**What to work on:** Among the entries below, find the lines with "filename" and copy them.

(Stored data)
= = =
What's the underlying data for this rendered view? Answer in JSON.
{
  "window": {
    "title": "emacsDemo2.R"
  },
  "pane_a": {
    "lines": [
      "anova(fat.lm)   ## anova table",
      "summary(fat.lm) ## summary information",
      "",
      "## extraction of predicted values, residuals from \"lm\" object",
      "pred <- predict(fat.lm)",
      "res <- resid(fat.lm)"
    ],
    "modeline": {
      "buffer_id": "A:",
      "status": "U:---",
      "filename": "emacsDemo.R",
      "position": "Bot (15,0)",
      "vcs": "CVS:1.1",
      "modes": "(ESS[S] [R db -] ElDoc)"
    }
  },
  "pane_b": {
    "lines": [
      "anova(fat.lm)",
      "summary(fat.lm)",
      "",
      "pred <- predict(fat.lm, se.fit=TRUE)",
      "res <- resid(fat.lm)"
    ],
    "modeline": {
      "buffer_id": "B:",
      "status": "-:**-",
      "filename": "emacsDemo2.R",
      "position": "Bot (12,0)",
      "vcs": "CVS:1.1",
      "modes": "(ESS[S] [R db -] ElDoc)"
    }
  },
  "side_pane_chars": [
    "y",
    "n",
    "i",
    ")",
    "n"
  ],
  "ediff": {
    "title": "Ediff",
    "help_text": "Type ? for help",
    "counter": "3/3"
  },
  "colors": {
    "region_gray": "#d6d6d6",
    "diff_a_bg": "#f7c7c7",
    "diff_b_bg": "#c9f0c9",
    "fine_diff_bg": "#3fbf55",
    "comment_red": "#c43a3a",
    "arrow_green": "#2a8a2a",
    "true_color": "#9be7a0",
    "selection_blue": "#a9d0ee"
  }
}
= = =
**Response to this task:**
      "filename": "emacsDemo.R",
      "filename": "emacsDemo2.R",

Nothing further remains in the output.